##### INPUT

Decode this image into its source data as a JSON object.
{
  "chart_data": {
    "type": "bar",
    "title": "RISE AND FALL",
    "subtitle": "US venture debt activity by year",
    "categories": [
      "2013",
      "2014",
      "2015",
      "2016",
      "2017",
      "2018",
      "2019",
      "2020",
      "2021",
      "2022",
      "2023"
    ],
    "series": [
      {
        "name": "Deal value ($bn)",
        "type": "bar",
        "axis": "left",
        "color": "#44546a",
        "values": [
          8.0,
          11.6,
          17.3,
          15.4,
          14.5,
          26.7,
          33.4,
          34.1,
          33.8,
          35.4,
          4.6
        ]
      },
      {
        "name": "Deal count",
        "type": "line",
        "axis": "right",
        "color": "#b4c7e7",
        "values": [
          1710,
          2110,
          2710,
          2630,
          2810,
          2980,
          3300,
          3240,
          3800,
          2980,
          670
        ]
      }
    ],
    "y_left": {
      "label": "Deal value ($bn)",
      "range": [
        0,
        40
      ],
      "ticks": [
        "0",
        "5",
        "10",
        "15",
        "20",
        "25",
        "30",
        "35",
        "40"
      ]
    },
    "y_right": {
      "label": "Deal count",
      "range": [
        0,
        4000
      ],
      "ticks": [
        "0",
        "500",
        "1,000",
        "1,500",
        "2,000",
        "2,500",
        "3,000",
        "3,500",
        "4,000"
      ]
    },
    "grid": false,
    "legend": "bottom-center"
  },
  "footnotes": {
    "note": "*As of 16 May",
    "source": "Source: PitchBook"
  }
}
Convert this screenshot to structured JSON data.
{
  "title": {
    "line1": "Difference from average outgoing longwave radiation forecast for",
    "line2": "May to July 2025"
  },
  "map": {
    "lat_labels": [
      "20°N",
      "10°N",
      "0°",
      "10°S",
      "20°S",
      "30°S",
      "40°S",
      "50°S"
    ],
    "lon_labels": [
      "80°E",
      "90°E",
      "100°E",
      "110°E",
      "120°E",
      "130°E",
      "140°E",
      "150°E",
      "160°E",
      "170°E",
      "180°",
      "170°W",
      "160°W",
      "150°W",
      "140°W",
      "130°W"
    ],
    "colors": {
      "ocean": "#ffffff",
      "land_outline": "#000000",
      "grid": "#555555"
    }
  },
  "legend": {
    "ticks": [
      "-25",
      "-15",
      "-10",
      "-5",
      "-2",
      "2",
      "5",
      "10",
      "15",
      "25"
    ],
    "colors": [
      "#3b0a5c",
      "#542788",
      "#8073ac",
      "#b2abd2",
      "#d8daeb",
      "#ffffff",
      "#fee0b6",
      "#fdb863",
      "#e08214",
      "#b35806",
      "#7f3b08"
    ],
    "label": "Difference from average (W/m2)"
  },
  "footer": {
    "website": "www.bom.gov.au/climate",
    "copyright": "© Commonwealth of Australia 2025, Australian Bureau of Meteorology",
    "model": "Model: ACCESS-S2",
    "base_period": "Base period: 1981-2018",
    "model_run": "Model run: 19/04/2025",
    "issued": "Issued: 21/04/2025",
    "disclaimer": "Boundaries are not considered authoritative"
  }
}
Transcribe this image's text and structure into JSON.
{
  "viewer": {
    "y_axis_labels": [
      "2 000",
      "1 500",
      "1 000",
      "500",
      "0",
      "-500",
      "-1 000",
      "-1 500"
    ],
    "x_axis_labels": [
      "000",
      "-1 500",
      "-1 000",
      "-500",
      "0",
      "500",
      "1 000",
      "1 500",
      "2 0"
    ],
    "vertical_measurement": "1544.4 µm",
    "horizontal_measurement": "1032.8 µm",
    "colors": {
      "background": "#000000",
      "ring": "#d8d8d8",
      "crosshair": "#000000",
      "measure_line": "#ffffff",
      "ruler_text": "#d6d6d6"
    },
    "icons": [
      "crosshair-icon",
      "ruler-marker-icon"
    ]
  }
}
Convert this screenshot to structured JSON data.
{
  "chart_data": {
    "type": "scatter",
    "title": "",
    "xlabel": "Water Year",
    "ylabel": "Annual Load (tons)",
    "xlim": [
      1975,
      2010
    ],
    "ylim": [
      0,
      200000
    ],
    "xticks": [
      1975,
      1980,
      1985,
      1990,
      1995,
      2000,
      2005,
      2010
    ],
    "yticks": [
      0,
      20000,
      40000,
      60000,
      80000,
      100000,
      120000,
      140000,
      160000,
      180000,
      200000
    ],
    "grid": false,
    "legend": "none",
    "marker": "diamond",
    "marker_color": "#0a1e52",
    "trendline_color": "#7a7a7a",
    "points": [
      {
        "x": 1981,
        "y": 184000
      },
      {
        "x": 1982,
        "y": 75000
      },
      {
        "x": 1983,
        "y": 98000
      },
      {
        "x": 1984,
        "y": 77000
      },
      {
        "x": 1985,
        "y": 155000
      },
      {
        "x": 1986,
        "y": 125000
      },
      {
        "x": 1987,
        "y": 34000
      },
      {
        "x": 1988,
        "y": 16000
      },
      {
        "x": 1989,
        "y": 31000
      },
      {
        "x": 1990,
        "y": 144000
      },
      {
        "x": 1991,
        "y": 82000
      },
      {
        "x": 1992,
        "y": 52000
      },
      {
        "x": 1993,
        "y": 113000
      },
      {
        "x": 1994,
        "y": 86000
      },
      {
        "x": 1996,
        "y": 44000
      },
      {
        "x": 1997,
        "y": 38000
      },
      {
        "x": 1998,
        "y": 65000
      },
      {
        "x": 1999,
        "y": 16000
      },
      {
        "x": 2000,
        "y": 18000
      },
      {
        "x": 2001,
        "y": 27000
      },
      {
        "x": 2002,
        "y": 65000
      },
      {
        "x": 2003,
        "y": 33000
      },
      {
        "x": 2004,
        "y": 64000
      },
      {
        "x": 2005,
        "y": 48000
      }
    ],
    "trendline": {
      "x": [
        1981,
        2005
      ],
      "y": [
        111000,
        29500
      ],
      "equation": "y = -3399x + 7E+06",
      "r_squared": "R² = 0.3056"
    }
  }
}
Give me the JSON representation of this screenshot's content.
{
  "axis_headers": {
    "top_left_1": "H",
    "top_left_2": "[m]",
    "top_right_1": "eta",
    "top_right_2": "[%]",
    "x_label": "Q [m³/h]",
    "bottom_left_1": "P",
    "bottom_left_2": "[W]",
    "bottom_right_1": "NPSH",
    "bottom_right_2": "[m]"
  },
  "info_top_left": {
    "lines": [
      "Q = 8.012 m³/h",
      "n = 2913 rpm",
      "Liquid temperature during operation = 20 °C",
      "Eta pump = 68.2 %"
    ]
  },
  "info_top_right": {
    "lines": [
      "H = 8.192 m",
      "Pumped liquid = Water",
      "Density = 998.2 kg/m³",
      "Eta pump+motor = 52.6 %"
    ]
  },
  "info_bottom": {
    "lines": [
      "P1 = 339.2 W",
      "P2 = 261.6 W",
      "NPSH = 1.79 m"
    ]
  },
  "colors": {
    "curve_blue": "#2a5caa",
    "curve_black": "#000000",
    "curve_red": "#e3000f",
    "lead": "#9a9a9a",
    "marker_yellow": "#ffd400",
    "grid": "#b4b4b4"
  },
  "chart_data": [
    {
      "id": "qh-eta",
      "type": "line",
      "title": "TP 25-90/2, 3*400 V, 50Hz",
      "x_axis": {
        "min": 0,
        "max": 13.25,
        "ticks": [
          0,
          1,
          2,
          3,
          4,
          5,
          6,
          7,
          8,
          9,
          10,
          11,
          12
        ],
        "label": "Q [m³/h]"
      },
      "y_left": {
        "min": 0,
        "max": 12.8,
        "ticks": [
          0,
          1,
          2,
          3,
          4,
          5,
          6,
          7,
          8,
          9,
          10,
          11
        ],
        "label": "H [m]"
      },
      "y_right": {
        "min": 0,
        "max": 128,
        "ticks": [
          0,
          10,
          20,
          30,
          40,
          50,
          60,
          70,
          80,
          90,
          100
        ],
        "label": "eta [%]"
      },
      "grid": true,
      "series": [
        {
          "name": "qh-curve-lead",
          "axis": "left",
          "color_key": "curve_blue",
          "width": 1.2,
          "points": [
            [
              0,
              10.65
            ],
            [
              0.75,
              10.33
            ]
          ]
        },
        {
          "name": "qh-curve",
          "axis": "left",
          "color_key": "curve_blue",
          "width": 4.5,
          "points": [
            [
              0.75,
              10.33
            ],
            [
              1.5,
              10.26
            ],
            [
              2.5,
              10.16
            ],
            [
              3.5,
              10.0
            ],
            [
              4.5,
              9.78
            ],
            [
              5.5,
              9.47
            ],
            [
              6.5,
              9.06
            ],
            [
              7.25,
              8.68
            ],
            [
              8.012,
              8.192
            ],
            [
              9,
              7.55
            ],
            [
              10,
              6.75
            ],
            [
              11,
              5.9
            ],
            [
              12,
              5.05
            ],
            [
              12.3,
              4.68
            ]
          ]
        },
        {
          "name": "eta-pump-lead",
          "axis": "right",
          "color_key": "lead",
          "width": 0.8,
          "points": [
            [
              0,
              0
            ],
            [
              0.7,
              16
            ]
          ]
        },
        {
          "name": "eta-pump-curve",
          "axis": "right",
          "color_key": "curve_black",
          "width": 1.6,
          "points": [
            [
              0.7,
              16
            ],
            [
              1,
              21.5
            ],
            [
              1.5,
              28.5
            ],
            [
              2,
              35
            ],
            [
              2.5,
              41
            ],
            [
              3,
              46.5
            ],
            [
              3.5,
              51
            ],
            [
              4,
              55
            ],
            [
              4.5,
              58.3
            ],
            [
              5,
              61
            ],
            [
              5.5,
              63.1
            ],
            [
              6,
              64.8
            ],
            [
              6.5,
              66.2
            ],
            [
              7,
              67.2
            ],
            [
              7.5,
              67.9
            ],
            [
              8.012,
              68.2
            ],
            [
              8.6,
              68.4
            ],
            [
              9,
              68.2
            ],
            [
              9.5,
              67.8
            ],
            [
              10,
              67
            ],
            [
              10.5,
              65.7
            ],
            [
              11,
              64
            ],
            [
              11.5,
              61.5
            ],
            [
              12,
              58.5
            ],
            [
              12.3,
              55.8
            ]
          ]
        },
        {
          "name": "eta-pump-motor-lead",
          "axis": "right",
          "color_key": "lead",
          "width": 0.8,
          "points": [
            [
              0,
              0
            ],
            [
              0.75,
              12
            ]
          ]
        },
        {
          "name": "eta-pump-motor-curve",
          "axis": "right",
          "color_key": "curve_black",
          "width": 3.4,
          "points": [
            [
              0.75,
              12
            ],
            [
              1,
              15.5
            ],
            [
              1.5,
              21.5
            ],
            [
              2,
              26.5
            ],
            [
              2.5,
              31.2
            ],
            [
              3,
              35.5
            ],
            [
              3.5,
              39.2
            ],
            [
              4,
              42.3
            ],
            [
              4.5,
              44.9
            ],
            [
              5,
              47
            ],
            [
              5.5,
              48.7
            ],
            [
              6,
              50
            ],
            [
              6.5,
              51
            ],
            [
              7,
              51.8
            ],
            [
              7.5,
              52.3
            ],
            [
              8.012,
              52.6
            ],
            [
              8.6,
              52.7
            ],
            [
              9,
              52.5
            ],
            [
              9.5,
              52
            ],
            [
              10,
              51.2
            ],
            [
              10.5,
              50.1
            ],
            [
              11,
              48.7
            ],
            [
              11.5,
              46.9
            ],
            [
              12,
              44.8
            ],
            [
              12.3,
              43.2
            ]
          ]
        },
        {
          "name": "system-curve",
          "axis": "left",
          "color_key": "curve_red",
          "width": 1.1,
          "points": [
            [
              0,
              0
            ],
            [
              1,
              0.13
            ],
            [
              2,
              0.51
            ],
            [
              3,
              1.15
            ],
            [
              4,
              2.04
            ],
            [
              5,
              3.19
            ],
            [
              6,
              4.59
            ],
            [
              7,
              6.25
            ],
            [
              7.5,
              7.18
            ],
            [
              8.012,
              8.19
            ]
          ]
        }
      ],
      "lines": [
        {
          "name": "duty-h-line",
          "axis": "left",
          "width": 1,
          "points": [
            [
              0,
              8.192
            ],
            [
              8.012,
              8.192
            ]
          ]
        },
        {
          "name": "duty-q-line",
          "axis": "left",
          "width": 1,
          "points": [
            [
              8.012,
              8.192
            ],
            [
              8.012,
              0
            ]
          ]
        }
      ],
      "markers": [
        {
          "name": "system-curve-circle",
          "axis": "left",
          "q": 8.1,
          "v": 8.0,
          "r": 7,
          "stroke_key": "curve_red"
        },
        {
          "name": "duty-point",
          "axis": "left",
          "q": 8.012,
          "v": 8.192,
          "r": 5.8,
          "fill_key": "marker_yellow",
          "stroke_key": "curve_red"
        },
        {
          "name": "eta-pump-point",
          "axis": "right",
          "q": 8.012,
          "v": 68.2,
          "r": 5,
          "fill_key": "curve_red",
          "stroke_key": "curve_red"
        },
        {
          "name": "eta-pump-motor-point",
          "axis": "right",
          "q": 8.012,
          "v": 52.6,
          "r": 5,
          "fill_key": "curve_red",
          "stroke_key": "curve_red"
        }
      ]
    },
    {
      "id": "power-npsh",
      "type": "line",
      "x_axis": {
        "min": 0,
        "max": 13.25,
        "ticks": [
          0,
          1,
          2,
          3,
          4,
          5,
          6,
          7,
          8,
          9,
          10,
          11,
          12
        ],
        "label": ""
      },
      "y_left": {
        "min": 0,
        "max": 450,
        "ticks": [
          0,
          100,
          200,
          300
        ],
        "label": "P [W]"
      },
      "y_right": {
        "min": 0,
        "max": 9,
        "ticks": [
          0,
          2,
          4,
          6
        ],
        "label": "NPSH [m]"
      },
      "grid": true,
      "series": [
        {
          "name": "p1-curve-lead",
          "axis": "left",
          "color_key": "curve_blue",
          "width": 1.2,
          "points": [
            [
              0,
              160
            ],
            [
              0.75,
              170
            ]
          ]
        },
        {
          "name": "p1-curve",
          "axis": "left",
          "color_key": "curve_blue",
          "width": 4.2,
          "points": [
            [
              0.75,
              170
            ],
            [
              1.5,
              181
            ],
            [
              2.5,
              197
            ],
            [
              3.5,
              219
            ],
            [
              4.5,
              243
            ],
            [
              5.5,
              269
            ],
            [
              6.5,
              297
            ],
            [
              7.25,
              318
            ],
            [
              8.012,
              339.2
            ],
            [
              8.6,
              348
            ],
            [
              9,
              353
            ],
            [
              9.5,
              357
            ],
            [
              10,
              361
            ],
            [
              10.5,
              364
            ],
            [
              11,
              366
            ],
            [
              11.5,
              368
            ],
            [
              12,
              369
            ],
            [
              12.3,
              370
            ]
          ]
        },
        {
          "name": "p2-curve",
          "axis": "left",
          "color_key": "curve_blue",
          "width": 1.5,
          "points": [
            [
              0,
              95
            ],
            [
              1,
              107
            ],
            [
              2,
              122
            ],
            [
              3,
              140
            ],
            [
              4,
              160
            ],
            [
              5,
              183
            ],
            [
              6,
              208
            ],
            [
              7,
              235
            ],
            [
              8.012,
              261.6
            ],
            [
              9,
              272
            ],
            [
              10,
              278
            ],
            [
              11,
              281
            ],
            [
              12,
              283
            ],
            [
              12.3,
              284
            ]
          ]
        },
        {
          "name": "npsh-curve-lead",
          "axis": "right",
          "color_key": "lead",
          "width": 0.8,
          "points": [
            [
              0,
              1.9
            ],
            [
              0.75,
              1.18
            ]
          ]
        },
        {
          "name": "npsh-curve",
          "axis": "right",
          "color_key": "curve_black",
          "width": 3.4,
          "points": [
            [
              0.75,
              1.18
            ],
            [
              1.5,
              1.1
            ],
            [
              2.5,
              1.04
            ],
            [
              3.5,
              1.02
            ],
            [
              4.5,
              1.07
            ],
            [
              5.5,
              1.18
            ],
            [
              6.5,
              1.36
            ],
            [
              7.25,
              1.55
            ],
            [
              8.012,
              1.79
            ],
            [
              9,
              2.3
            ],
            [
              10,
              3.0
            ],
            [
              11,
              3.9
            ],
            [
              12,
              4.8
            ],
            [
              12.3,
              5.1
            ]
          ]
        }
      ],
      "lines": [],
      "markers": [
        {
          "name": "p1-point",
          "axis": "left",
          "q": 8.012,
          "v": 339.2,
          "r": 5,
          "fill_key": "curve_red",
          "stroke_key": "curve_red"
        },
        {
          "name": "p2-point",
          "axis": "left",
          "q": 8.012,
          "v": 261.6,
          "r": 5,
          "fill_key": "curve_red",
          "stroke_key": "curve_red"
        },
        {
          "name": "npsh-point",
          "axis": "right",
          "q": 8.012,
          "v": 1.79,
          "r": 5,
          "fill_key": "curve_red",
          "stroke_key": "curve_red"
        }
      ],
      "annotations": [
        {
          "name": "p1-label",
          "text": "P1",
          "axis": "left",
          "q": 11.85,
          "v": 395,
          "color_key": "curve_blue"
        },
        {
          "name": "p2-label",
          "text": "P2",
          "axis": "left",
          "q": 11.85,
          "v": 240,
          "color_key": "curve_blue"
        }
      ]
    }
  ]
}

##########

**TASK**. Show each line in the entries that holds the string "from".

**COMPLETE ANSWER**.
    "line1": "Difference from average outgoing longwave radiation forecast for",
    "label": "Difference from average (W/m2)"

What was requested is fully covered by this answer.